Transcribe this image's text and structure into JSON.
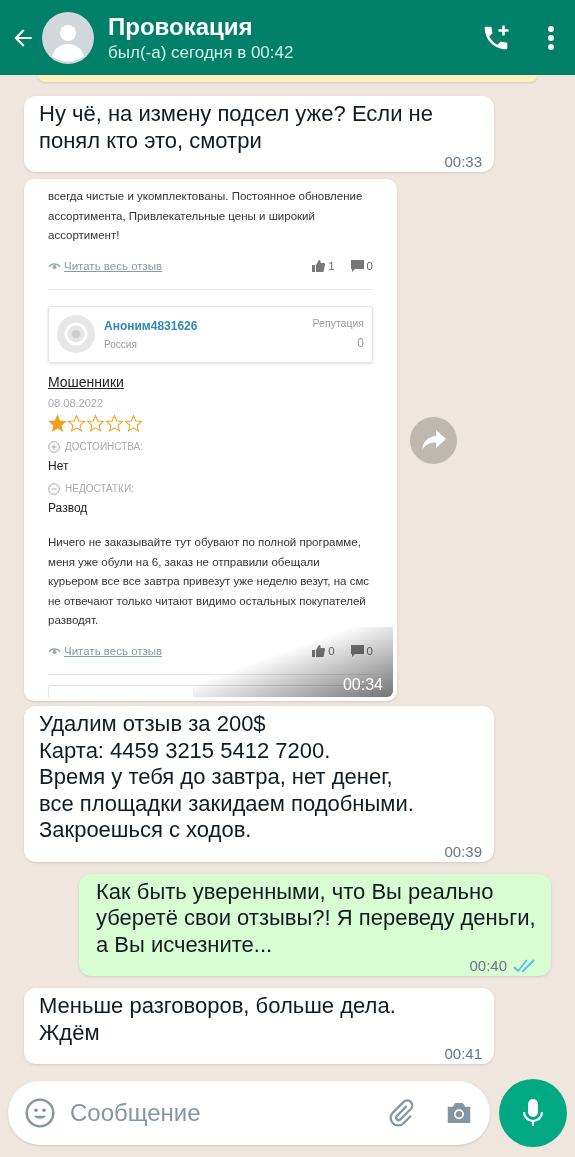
{
  "header": {
    "title": "Провокация",
    "status": "был(-а) сегодня в 00:42"
  },
  "messages": [
    {
      "kind": "text",
      "outgoing": false,
      "text": "Ну чё, на измену подсел уже? Если не понял кто это, смотри",
      "time": "00:33"
    },
    {
      "kind": "screenshot",
      "outgoing": false,
      "time": "00:34",
      "review": {
        "snippet": "всегда чистые и укомплектованы. Постоянное обновление ассортимента, Привлекательные цены и широкий ассортимент!",
        "snippet_footer": {
          "link": "Читать весь отзыв",
          "likes": "1",
          "comments": "0"
        },
        "author": {
          "name": "Аноним4831626",
          "country": "Россия",
          "reputation_label": "Репутация",
          "reputation": "0"
        },
        "title": "Мошенники",
        "date": "08.08.2022",
        "stars": 1,
        "pros_label": "ДОСТОИНСТВА:",
        "pros": "Нет",
        "cons_label": "НЕДОСТАТКИ:",
        "cons": "Развод",
        "body": "Ничего не заказывайте тут обувают по полной программе, меня уже обули на 6, заказ не отправили обещали курьером все все завтра привезут уже неделю везут, на смс не отвечают только читают видимо остальных покупателей разводят.",
        "footer": {
          "link": "Читать весь отзыв",
          "likes": "0",
          "comments": "0"
        }
      }
    },
    {
      "kind": "text",
      "outgoing": false,
      "text": "Удалим отзыв за 200$\nКарта: 4459 3215 5412 7200.\nВремя у тебя до завтра, нет денег,\nвсе площадки закидаем подобными.\nЗакроешься с ходов.",
      "time": "00:39"
    },
    {
      "kind": "text",
      "outgoing": true,
      "text": "Как быть уверенными, что Вы реально уберетё свои отзывы?! Я переведу деньги, а Вы исчезните...",
      "time": "00:40",
      "read": true
    },
    {
      "kind": "text",
      "outgoing": false,
      "text": "Меньше разговоров, больше дела.\nЖдём",
      "time": "00:41"
    }
  ],
  "composer": {
    "placeholder": "Сообщение"
  }
}
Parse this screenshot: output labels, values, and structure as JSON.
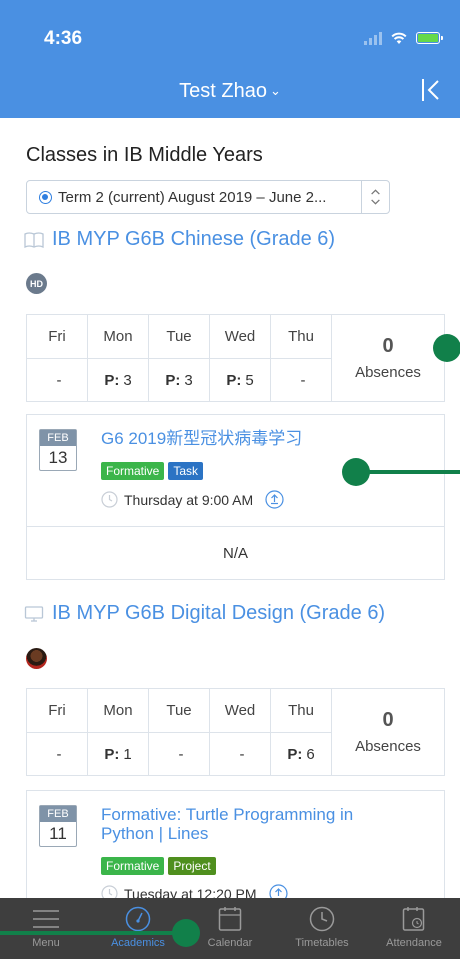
{
  "status": {
    "time": "4:36"
  },
  "header": {
    "title": "Test Zhao",
    "chevron": "⌄"
  },
  "section_title": "Classes in IB Middle Years",
  "term_select": {
    "value": "Term 2 (current) August 2019 – June 2..."
  },
  "classes": [
    {
      "title": "IB MYP G6B Chinese (Grade 6)",
      "icon": "book-icon",
      "teacher_initials": "HD",
      "days": [
        {
          "day": "Fri",
          "value": "-",
          "prefix": ""
        },
        {
          "day": "Mon",
          "value": "3",
          "prefix": "P:"
        },
        {
          "day": "Tue",
          "value": "3",
          "prefix": "P:"
        },
        {
          "day": "Wed",
          "value": "5",
          "prefix": "P:"
        },
        {
          "day": "Thu",
          "value": "-",
          "prefix": ""
        }
      ],
      "absences_count": "0",
      "absences_label": "Absences",
      "task": {
        "month": "FEB",
        "day": "13",
        "title": "G6 2019新型冠状病毒学习",
        "tags": [
          "Formative",
          "Task"
        ],
        "when": "Thursday at 9:00 AM",
        "grade": "N/A"
      }
    },
    {
      "title": "IB MYP G6B Digital Design (Grade 6)",
      "icon": "monitor-icon",
      "days": [
        {
          "day": "Fri",
          "value": "-",
          "prefix": ""
        },
        {
          "day": "Mon",
          "value": "1",
          "prefix": "P:"
        },
        {
          "day": "Tue",
          "value": "-",
          "prefix": ""
        },
        {
          "day": "Wed",
          "value": "-",
          "prefix": ""
        },
        {
          "day": "Thu",
          "value": "6",
          "prefix": "P:"
        }
      ],
      "absences_count": "0",
      "absences_label": "Absences",
      "task": {
        "month": "FEB",
        "day": "11",
        "title": "Formative: Turtle Programming in Python | Lines",
        "tags": [
          "Formative",
          "Project"
        ],
        "when": "Tuesday at 12:20 PM"
      }
    }
  ],
  "tabbar": [
    {
      "label": "Menu",
      "icon": "menu-icon",
      "active": false
    },
    {
      "label": "Academics",
      "icon": "gauge-icon",
      "active": true
    },
    {
      "label": "Calendar",
      "icon": "calendar-icon",
      "active": false
    },
    {
      "label": "Timetables",
      "icon": "clock-icon",
      "active": false
    },
    {
      "label": "Attendance",
      "icon": "attendance-icon",
      "active": false
    }
  ],
  "colors": {
    "header": "#4a90e2",
    "link": "#4a90e2",
    "tabbar": "#3e3e3e",
    "marker": "#11804a"
  }
}
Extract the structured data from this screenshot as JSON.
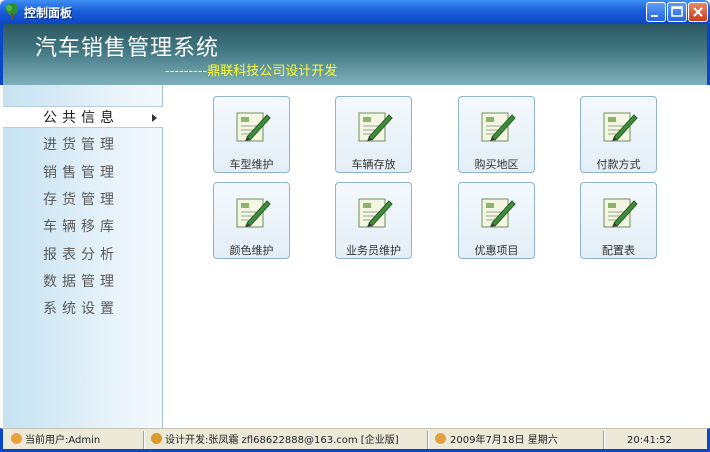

# # # # #

_EXERCISE DIRECTIONS_
Restate the records word for word, omitting images.

_ANSWER TO THIS TASK_
Transcribe this image's text and structure into JSON.
{
  "header": {
    "title": "Провокация",
    "status": "был(-а) сегодня в 00:42"
  },
  "messages": [
    {
      "kind": "text",
      "outgoing": false,
      "text": "Ну чё, на измену подсел уже? Если не понял кто это, смотри",
      "time": "00:33"
    },
    {
      "kind": "screenshot",
      "outgoing": false,
      "time": "00:34",
      "review": {
        "snippet": "всегда чистые и укомплектованы. Постоянное обновление ассортимента, Привлекательные цены и широкий ассортимент!",
        "snippet_footer": {
          "link": "Читать весь отзыв",
          "likes": "1",
          "comments": "0"
        },
        "author": {
          "name": "Аноним4831626",
          "country": "Россия",
          "reputation_label": "Репутация",
          "reputation": "0"
        },
        "title": "Мошенники",
        "date": "08.08.2022",
        "stars": 1,
        "pros_label": "ДОСТОИНСТВА:",
        "pros": "Нет",
        "cons_label": "НЕДОСТАТКИ:",
        "cons": "Развод",
        "body": "Ничего не заказывайте тут обувают по полной программе, меня уже обули на 6, заказ не отправили обещали курьером все все завтра привезут уже неделю везут, на смс не отвечают только читают видимо остальных покупателей разводят.",
        "footer": {
          "link": "Читать весь отзыв",
          "likes": "0",
          "comments": "0"
        }
      }
    },
    {
      "kind": "text",
      "outgoing": false,
      "text": "Удалим отзыв за 200$\nКарта: 4459 3215 5412 7200.\nВремя у тебя до завтра, нет денег,\nвсе площадки закидаем подобными.\nЗакроешься с ходов.",
      "time": "00:39"
    },
    {
      "kind": "text",
      "outgoing": true,
      "text": "Как быть уверенными, что Вы реально уберетё свои отзывы?! Я переведу деньги, а Вы исчезните...",
      "time": "00:40",
      "read": true
    },
    {
      "kind": "text",
      "outgoing": false,
      "text": "Меньше разговоров, больше дела.\nЖдём",
      "time": "00:41"
    }
  ],
  "composer": {
    "placeholder": "Сообщение"
  }
}
Parse this screenshot: output labels, values, and structure as JSON.
{
  "status": {
    "time": "4:36"
  },
  "header": {
    "title": "Test Zhao",
    "chevron": "⌄"
  },
  "section_title": "Classes in IB Middle Years",
  "term_select": {
    "value": "Term 2 (current) August 2019 – June 2..."
  },
  "classes": [
    {
      "title": "IB MYP G6B Chinese (Grade 6)",
      "icon": "book-icon",
      "teacher_initials": "HD",
      "days": [
        {
          "day": "Fri",
          "value": "-",
          "prefix": ""
        },
        {
          "day": "Mon",
          "value": "3",
          "prefix": "P:"
        },
        {
          "day": "Tue",
          "value": "3",
          "prefix": "P:"
        },
        {
          "day": "Wed",
          "value": "5",
          "prefix": "P:"
        },
        {
          "day": "Thu",
          "value": "-",
          "prefix": ""
        }
      ],
      "absences_count": "0",
      "absences_label": "Absences",
      "task": {
        "month": "FEB",
        "day": "13",
        "title": "G6 2019新型冠状病毒学习",
        "tags": [
          "Formative",
          "Task"
        ],
        "when": "Thursday at 9:00 AM",
        "grade": "N/A"
      }
    },
    {
      "title": "IB MYP G6B Digital Design (Grade 6)",
      "icon": "monitor-icon",
      "days": [
        {
          "day": "Fri",
          "value": "-",
          "prefix": ""
        },
        {
          "day": "Mon",
          "value": "1",
          "prefix": "P:"
        },
        {
          "day": "Tue",
          "value": "-",
          "prefix": ""
        },
        {
          "day": "Wed",
          "value": "-",
          "prefix": ""
        },
        {
          "day": "Thu",
          "value": "6",
          "prefix": "P:"
        }
      ],
      "absences_count": "0",
      "absences_label": "Absences",
      "task": {
        "month": "FEB",
        "day": "11",
        "title": "Formative: Turtle Programming in Python | Lines",
        "tags": [
          "Formative",
          "Project"
        ],
        "when": "Tuesday at 12:20 PM"
      }
    }
  ],
  "tabbar": [
    {
      "label": "Menu",
      "icon": "menu-icon",
      "active": false
    },
    {
      "label": "Academics",
      "icon": "gauge-icon",
      "active": true
    },
    {
      "label": "Calendar",
      "icon": "calendar-icon",
      "active": false
    },
    {
      "label": "Timetables",
      "icon": "clock-icon",
      "active": false
    },
    {
      "label": "Attendance",
      "icon": "attendance-icon",
      "active": false
    }
  ],
  "colors": {
    "header": "#4a90e2",
    "link": "#4a90e2",
    "tabbar": "#3e3e3e",
    "marker": "#11804a"
  }
}
Extract the structured data from this screenshot as JSON.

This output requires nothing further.